(Problem description):
Type out the complete listing below word for word, without its pictures.

───── Data records

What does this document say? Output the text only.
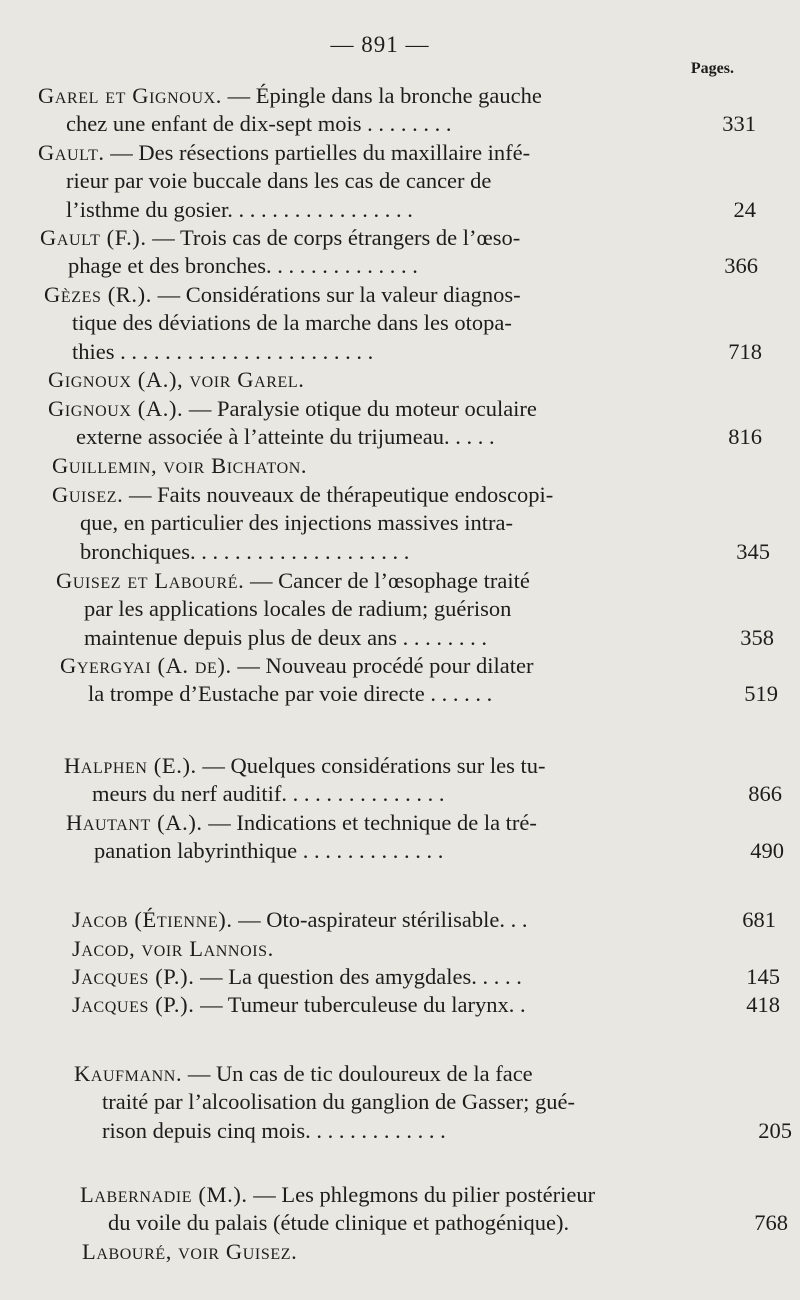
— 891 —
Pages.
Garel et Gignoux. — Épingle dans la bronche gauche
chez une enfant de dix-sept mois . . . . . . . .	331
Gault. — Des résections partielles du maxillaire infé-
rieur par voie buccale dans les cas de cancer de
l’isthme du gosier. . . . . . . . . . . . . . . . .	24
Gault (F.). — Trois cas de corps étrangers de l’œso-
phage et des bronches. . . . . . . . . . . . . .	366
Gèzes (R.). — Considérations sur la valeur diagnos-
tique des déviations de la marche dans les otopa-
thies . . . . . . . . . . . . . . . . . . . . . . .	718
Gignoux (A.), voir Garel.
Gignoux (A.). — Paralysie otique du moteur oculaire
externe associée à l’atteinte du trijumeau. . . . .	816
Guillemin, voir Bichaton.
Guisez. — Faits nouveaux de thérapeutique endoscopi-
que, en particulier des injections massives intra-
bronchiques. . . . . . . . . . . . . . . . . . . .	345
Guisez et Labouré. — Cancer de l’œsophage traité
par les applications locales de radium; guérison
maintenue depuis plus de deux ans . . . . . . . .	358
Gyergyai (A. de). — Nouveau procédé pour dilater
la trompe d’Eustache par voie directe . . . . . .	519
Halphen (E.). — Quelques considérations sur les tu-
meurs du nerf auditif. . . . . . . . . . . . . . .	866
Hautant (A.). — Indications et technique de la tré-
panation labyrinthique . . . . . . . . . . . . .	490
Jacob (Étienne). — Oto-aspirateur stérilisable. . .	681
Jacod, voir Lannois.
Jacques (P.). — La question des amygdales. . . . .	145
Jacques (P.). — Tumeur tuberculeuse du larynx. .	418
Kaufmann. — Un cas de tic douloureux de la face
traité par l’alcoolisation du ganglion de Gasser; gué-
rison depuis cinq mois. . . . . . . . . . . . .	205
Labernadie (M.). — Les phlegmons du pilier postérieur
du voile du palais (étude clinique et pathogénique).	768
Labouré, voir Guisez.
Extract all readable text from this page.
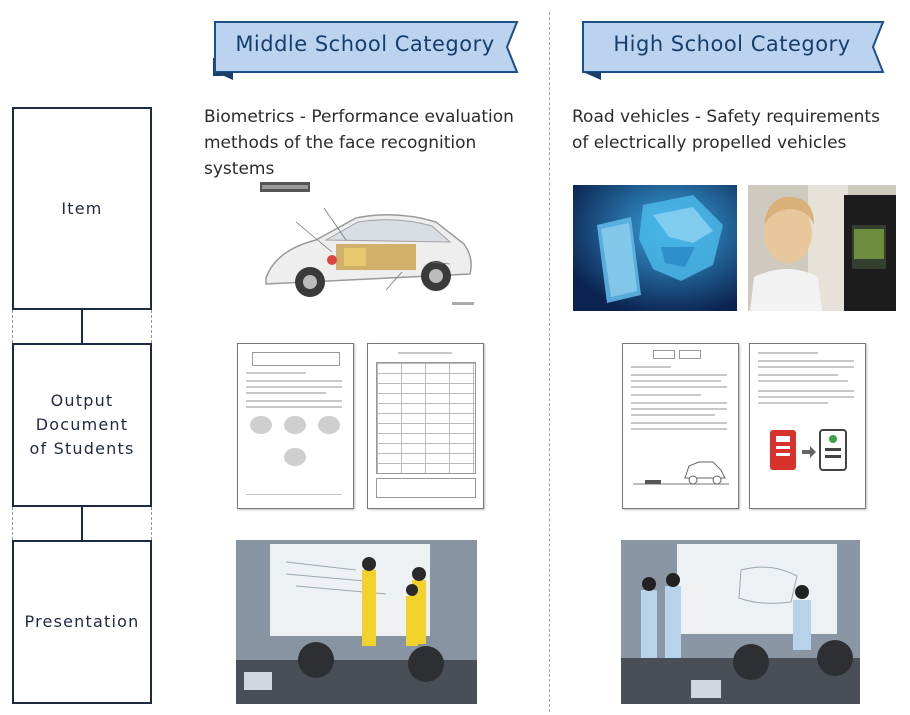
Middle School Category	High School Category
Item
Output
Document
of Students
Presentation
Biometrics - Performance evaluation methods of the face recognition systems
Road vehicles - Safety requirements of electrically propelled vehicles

──────────

(Result):
What does this document say? Output the text only.
— 891 —
Pages.
Garel et Gignoux. — Épingle dans la bronche gauche
chez une enfant de dix-sept mois . . . . . . . .	331
Gault. — Des résections partielles du maxillaire infé-
rieur par voie buccale dans les cas de cancer de
l’isthme du gosier. . . . . . . . . . . . . . . . .	24
Gault (F.). — Trois cas de corps étrangers de l’œso-
phage et des bronches. . . . . . . . . . . . . .	366
Gèzes (R.). — Considérations sur la valeur diagnos-
tique des déviations de la marche dans les otopa-
thies . . . . . . . . . . . . . . . . . . . . . . .	718
Gignoux (A.), voir Garel.
Gignoux (A.). — Paralysie otique du moteur oculaire
externe associée à l’atteinte du trijumeau. . . . .	816
Guillemin, voir Bichaton.
Guisez. — Faits nouveaux de thérapeutique endoscopi-
que, en particulier des injections massives intra-
bronchiques. . . . . . . . . . . . . . . . . . . .	345
Guisez et Labouré. — Cancer de l’œsophage traité
par les applications locales de radium; guérison
maintenue depuis plus de deux ans . . . . . . . .	358
Gyergyai (A. de). — Nouveau procédé pour dilater
la trompe d’Eustache par voie directe . . . . . .	519
Halphen (E.). — Quelques considérations sur les tu-
meurs du nerf auditif. . . . . . . . . . . . . . .	866
Hautant (A.). — Indications et technique de la tré-
panation labyrinthique . . . . . . . . . . . . .	490
Jacob (Étienne). — Oto-aspirateur stérilisable. . .	681
Jacod, voir Lannois.
Jacques (P.). — La question des amygdales. . . . .	145
Jacques (P.). — Tumeur tuberculeuse du larynx. .	418
Kaufmann. — Un cas de tic douloureux de la face
traité par l’alcoolisation du ganglion de Gasser; gué-
rison depuis cinq mois. . . . . . . . . . . . .	205
Labernadie (M.). — Les phlegmons du pilier postérieur
du voile du palais (étude clinique et pathogénique).	768
Labouré, voir Guisez.
Extract all readable text from this page.
Middle School Category	High School Category
Item
Output
Document
of Students
Presentation
Biometrics - Performance evaluation methods of the face recognition systems
Road vehicles - Safety requirements of electrically propelled vehicles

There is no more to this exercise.